##### Given entries #####

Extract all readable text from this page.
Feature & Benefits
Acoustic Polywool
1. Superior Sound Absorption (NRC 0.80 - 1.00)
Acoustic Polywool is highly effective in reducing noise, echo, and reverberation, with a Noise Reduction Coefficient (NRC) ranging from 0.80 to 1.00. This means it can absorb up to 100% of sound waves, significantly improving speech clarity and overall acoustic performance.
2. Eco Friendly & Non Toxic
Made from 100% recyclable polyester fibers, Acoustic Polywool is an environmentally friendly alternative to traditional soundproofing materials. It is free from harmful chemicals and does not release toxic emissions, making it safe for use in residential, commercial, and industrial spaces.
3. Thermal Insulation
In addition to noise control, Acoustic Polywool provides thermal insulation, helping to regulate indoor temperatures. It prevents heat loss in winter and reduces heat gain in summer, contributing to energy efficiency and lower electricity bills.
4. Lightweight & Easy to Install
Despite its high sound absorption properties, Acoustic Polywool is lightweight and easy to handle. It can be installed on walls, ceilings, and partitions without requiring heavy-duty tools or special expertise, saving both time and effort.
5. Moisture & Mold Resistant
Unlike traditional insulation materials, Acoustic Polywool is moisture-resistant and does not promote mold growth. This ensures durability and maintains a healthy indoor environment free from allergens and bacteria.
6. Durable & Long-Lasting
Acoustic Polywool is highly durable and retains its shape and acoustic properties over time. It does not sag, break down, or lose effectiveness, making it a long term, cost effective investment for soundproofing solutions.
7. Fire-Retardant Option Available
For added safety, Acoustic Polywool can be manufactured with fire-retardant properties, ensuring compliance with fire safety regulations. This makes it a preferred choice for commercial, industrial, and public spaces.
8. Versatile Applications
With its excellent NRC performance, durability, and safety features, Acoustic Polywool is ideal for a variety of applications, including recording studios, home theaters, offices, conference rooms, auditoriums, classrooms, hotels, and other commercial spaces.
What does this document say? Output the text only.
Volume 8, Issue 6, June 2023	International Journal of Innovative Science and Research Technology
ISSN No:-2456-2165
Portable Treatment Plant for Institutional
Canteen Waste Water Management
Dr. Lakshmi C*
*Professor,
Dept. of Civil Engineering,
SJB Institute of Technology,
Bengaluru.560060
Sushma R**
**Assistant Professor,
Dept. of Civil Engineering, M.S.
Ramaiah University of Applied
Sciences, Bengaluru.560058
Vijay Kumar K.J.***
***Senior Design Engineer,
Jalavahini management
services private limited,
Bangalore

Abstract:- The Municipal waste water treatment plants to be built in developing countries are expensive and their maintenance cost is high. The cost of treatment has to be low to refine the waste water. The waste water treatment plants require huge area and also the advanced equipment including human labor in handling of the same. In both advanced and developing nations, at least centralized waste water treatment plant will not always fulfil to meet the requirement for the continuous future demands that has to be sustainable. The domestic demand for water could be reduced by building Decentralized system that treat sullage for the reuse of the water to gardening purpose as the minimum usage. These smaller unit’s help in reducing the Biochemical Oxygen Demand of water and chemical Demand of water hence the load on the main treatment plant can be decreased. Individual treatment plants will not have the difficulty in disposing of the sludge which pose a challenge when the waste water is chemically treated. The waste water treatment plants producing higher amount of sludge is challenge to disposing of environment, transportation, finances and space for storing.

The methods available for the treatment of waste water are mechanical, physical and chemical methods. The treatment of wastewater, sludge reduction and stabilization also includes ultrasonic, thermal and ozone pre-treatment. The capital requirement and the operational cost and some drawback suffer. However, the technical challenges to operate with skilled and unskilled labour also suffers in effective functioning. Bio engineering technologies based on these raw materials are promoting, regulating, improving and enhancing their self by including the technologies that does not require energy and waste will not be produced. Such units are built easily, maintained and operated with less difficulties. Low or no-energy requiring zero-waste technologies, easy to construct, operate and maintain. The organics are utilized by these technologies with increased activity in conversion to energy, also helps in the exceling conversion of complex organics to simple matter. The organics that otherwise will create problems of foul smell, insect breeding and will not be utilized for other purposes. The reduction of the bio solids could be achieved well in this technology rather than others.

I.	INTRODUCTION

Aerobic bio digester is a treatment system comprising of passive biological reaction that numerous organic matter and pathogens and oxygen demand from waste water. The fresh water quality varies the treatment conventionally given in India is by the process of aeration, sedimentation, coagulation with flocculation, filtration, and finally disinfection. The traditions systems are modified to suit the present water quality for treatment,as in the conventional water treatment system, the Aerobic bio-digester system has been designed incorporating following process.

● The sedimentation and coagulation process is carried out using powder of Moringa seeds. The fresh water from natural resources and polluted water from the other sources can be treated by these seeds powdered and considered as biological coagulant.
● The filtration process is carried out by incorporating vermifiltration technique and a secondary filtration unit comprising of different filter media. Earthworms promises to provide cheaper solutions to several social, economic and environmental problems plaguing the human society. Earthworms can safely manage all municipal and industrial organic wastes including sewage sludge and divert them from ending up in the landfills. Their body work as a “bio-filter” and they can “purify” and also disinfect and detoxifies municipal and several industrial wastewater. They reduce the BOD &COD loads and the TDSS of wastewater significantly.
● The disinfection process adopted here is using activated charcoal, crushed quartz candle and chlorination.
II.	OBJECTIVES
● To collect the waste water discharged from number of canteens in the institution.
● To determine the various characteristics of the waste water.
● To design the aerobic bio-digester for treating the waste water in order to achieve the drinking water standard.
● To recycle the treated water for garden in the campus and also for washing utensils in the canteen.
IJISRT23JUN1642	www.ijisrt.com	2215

#####

§ **What to do**
In the listing above, find every line with the word "text" and copy it out.

§ **Output**
Extract all readable text from this page.
What does this document say? Output the text only.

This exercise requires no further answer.